Problem description => Print the full listing exactly.

Data provided =>
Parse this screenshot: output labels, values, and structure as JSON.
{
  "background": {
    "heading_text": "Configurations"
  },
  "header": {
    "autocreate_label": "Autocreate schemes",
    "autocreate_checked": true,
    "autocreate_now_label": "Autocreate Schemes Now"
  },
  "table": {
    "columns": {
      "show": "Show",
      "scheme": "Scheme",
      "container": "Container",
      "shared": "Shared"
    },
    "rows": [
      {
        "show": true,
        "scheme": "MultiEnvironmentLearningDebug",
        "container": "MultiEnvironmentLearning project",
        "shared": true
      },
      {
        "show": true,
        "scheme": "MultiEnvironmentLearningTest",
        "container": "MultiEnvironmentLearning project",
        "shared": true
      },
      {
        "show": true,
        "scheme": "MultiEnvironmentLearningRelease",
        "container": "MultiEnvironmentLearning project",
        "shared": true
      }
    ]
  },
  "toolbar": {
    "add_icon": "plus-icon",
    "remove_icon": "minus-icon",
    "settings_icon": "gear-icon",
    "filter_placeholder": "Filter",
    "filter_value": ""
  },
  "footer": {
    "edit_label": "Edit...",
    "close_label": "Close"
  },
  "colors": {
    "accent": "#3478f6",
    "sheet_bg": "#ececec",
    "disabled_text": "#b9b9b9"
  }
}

Complete response =>
Parse this screenshot: output labels, values, and structure as JSON.
{
  "background": {
    "heading_text": "Configurations"
  },
  "header": {
    "autocreate_label": "Autocreate schemes",
    "autocreate_checked": true,
    "autocreate_now_label": "Autocreate Schemes Now"
  },
  "table": {
    "columns": {
      "show": "Show",
      "scheme": "Scheme",
      "container": "Container",
      "shared": "Shared"
    },
    "rows": [
      {
        "show": true,
        "scheme": "MultiEnvironmentLearningDebug",
        "container": "MultiEnvironmentLearning project",
        "shared": true
      },
      {
        "show": true,
        "scheme": "MultiEnvironmentLearningTest",
        "container": "MultiEnvironmentLearning project",
        "shared": true
      },
      {
        "show": true,
        "scheme": "MultiEnvironmentLearningRelease",
        "container": "MultiEnvironmentLearning project",
        "shared": true
      }
    ]
  },
  "toolbar": {
    "add_icon": "plus-icon",
    "remove_icon": "minus-icon",
    "settings_icon": "gear-icon",
    "filter_placeholder": "Filter",
    "filter_value": ""
  },
  "footer": {
    "edit_label": "Edit...",
    "close_label": "Close"
  },
  "colors": {
    "accent": "#3478f6",
    "sheet_bg": "#ececec",
    "disabled_text": "#b9b9b9"
  }
}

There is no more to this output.